*DO THIS*
Extract all of the entries and give them again, word for word.

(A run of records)
· · · · · · ·

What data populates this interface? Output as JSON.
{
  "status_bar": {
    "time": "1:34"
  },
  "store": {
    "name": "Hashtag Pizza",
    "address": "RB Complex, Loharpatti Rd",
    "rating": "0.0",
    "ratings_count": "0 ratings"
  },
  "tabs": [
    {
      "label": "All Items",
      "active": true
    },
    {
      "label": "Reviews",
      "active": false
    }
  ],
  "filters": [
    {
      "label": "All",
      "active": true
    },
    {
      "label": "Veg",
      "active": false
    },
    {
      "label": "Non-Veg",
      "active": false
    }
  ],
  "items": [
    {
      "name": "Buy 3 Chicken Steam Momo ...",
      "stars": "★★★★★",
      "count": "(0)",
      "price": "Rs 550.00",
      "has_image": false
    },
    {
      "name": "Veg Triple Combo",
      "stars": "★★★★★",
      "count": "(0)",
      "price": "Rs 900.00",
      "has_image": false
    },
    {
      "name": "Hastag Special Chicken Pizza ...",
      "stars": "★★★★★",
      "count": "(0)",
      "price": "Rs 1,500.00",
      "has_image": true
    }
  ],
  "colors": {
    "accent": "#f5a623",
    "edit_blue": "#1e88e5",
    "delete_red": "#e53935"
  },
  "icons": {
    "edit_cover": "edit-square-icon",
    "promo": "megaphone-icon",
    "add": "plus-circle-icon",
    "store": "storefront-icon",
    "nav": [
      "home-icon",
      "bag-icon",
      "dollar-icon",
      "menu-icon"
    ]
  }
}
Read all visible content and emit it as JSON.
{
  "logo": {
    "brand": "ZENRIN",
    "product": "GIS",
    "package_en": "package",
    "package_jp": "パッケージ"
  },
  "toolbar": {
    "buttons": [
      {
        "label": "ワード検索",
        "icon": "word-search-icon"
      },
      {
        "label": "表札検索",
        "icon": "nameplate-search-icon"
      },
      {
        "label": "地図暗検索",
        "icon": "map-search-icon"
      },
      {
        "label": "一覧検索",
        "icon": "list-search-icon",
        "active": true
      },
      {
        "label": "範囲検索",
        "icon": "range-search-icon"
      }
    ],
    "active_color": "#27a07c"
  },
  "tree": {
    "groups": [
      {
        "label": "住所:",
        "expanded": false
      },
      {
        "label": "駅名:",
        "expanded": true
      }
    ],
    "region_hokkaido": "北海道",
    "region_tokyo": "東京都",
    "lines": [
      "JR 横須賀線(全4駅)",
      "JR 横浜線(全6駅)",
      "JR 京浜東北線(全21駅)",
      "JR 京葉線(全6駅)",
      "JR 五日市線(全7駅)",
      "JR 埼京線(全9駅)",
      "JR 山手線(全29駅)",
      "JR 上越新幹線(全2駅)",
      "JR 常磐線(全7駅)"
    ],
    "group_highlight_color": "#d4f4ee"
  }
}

· · · · · · ·

*COMPLETE RESPONSE*
What data populates this interface? Output as JSON.
{
  "status_bar": {
    "time": "1:34"
  },
  "store": {
    "name": "Hashtag Pizza",
    "address": "RB Complex, Loharpatti Rd",
    "rating": "0.0",
    "ratings_count": "0 ratings"
  },
  "tabs": [
    {
      "label": "All Items",
      "active": true
    },
    {
      "label": "Reviews",
      "active": false
    }
  ],
  "filters": [
    {
      "label": "All",
      "active": true
    },
    {
      "label": "Veg",
      "active": false
    },
    {
      "label": "Non-Veg",
      "active": false
    }
  ],
  "items": [
    {
      "name": "Buy 3 Chicken Steam Momo ...",
      "stars": "★★★★★",
      "count": "(0)",
      "price": "Rs 550.00",
      "has_image": false
    },
    {
      "name": "Veg Triple Combo",
      "stars": "★★★★★",
      "count": "(0)",
      "price": "Rs 900.00",
      "has_image": false
    },
    {
      "name": "Hastag Special Chicken Pizza ...",
      "stars": "★★★★★",
      "count": "(0)",
      "price": "Rs 1,500.00",
      "has_image": true
    }
  ],
  "colors": {
    "accent": "#f5a623",
    "edit_blue": "#1e88e5",
    "delete_red": "#e53935"
  },
  "icons": {
    "edit_cover": "edit-square-icon",
    "promo": "megaphone-icon",
    "add": "plus-circle-icon",
    "store": "storefront-icon",
    "nav": [
      "home-icon",
      "bag-icon",
      "dollar-icon",
      "menu-icon"
    ]
  }
}
Read all visible content and emit it as JSON.
{
  "logo": {
    "brand": "ZENRIN",
    "product": "GIS",
    "package_en": "package",
    "package_jp": "パッケージ"
  },
  "toolbar": {
    "buttons": [
      {
        "label": "ワード検索",
        "icon": "word-search-icon"
      },
      {
        "label": "表札検索",
        "icon": "nameplate-search-icon"
      },
      {
        "label": "地図暗検索",
        "icon": "map-search-icon"
      },
      {
        "label": "一覧検索",
        "icon": "list-search-icon",
        "active": true
      },
      {
        "label": "範囲検索",
        "icon": "range-search-icon"
      }
    ],
    "active_color": "#27a07c"
  },
  "tree": {
    "groups": [
      {
        "label": "住所:",
        "expanded": false
      },
      {
        "label": "駅名:",
        "expanded": true
      }
    ],
    "region_hokkaido": "北海道",
    "region_tokyo": "東京都",
    "lines": [
      "JR 横須賀線(全4駅)",
      "JR 横浜線(全6駅)",
      "JR 京浜東北線(全21駅)",
      "JR 京葉線(全6駅)",
      "JR 五日市線(全7駅)",
      "JR 埼京線(全9駅)",
      "JR 山手線(全29駅)",
      "JR 上越新幹線(全2駅)",
      "JR 常磐線(全7駅)"
    ],
    "group_highlight_color": "#d4f4ee"
  }
}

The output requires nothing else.